_What needs to be done_.
List every line in this data where the string "text" occurs.

_Task inputs_.
------------------------------------------------

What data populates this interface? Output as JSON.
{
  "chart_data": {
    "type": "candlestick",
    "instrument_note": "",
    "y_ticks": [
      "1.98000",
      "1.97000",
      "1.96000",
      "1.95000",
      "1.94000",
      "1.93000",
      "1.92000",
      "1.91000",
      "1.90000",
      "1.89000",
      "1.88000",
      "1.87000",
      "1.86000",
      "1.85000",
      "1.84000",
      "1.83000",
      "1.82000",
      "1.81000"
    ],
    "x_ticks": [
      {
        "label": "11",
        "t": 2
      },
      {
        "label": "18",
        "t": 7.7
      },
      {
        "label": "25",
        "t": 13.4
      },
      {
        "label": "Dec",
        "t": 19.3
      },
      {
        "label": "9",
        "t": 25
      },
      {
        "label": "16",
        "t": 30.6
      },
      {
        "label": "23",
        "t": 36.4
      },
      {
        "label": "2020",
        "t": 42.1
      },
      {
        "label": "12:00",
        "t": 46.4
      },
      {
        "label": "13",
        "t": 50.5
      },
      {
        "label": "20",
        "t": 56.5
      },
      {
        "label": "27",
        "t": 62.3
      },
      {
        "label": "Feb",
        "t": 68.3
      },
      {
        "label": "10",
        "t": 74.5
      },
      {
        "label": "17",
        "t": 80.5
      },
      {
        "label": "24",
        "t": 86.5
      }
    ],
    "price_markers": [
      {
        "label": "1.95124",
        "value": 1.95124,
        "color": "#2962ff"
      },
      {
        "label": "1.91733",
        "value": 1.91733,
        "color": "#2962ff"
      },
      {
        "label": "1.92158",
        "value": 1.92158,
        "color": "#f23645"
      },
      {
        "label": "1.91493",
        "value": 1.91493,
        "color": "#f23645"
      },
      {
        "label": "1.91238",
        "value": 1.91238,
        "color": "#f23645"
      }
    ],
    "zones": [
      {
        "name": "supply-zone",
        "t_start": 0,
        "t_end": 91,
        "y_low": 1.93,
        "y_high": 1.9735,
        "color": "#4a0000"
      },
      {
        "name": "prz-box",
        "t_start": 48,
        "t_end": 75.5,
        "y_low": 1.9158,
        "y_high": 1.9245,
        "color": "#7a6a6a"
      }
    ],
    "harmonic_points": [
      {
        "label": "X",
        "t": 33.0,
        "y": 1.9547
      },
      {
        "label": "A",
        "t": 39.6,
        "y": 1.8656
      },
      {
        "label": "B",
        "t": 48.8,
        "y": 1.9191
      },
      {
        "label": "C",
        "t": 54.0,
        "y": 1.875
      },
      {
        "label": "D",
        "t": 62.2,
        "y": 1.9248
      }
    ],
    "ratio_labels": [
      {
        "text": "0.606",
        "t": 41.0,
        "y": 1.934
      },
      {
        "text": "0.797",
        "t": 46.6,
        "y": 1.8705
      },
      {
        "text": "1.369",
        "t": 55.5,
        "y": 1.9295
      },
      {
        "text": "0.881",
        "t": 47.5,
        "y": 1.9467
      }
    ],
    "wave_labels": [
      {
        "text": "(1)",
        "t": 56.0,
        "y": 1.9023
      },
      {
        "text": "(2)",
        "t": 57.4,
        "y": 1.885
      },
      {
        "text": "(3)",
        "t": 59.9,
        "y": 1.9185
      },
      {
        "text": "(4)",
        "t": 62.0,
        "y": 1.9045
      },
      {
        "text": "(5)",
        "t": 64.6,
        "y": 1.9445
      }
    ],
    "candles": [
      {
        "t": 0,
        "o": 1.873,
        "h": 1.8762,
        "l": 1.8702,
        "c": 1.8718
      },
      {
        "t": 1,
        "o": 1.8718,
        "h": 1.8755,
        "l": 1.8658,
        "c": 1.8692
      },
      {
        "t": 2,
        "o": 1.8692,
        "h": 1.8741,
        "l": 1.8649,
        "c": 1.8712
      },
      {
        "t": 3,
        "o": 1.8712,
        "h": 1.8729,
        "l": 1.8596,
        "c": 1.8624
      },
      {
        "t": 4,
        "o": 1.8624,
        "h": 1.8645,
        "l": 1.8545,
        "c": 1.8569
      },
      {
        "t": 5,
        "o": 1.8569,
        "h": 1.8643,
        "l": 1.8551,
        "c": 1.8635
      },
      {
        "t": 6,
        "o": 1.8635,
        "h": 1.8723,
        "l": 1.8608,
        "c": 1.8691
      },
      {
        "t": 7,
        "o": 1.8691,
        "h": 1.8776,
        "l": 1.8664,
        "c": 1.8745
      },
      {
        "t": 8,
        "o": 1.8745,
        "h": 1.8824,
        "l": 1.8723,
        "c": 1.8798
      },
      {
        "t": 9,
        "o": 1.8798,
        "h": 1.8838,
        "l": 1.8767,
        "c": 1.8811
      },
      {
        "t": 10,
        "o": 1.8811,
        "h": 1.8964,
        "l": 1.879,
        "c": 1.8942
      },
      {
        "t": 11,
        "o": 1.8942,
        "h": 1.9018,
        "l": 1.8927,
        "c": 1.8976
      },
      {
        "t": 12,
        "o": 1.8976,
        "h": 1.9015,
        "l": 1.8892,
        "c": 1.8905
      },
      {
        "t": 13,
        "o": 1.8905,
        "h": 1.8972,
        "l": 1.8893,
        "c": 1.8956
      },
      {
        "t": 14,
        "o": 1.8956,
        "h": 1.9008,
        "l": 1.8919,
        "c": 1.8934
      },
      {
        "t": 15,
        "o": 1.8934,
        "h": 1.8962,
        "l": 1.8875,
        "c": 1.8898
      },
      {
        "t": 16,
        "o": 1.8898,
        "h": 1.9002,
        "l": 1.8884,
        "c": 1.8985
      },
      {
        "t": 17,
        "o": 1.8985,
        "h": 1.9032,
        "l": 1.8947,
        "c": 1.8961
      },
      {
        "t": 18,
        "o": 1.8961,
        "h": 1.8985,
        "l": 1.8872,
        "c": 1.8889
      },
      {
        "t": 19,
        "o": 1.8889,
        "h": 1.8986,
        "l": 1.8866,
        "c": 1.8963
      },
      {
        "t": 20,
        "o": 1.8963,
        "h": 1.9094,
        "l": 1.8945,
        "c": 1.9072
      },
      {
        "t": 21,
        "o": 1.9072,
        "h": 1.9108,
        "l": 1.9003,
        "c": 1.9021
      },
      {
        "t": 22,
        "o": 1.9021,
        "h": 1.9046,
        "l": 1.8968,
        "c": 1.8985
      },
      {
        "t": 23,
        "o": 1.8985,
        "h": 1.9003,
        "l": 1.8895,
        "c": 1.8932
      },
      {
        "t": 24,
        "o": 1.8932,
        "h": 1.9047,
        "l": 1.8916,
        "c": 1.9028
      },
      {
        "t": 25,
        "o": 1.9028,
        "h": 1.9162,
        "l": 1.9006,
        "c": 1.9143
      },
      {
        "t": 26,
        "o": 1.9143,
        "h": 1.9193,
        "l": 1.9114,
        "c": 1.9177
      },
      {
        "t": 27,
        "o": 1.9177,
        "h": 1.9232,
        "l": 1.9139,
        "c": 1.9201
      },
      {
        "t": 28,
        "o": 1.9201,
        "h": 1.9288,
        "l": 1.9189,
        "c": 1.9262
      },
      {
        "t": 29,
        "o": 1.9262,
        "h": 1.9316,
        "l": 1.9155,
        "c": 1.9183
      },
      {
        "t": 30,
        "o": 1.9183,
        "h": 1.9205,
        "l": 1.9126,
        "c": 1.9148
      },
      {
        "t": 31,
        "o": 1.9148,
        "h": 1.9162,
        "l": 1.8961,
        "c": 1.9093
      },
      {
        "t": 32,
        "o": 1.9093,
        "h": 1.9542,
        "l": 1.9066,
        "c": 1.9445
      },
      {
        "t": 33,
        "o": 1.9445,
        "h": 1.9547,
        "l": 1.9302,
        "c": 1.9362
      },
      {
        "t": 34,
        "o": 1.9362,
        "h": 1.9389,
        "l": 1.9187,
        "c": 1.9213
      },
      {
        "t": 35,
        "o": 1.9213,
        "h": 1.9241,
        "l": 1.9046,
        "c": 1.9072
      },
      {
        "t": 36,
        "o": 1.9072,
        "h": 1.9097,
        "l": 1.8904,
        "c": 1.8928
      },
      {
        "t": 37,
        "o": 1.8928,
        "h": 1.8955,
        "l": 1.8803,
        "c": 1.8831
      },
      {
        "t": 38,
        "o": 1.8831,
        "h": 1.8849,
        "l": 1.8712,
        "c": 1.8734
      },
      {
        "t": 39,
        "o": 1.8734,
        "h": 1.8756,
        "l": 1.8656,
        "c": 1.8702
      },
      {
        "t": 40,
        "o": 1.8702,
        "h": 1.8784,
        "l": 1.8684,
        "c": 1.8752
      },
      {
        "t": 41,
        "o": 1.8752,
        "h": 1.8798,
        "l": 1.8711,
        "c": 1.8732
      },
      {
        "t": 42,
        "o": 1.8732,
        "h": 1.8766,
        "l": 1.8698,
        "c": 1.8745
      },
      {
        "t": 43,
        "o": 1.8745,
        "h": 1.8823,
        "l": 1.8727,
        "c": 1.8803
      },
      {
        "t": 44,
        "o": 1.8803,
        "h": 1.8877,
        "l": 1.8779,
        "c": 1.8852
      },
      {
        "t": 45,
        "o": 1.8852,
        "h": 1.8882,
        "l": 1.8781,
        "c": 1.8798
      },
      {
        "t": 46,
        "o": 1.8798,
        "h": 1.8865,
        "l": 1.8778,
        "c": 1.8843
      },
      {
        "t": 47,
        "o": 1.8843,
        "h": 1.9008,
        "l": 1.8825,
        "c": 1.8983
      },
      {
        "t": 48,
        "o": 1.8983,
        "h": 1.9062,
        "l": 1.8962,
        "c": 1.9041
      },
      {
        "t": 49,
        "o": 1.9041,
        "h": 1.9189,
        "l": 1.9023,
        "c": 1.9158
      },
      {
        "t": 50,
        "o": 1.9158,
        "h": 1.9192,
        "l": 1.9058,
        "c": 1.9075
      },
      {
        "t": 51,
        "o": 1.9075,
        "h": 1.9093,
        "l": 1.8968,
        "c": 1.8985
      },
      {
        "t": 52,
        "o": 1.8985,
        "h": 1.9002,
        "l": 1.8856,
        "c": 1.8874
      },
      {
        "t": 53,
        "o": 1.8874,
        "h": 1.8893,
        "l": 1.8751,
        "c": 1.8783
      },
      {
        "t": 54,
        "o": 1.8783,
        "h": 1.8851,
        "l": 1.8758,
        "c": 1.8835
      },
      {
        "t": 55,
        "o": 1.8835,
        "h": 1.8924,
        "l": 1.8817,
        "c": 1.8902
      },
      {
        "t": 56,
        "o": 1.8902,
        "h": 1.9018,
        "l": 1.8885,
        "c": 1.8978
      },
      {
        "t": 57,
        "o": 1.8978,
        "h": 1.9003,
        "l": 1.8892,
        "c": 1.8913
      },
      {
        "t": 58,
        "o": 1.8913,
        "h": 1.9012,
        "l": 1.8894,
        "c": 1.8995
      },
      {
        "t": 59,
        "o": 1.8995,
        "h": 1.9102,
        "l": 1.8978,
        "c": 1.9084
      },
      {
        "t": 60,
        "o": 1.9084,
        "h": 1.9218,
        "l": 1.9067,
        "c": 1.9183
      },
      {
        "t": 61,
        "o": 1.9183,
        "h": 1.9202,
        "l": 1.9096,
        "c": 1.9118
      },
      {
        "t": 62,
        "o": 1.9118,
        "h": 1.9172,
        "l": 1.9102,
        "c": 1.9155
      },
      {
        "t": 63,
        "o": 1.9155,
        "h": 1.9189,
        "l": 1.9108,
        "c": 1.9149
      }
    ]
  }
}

------------------------------------------------

_Result below_.
        "text": "0.606",
        "text": "0.797",
        "text": "1.369",
        "text": "0.881",
        "text": "(1)",
        "text": "(2)",
        "text": "(3)",
        "text": "(4)",
        "text": "(5)",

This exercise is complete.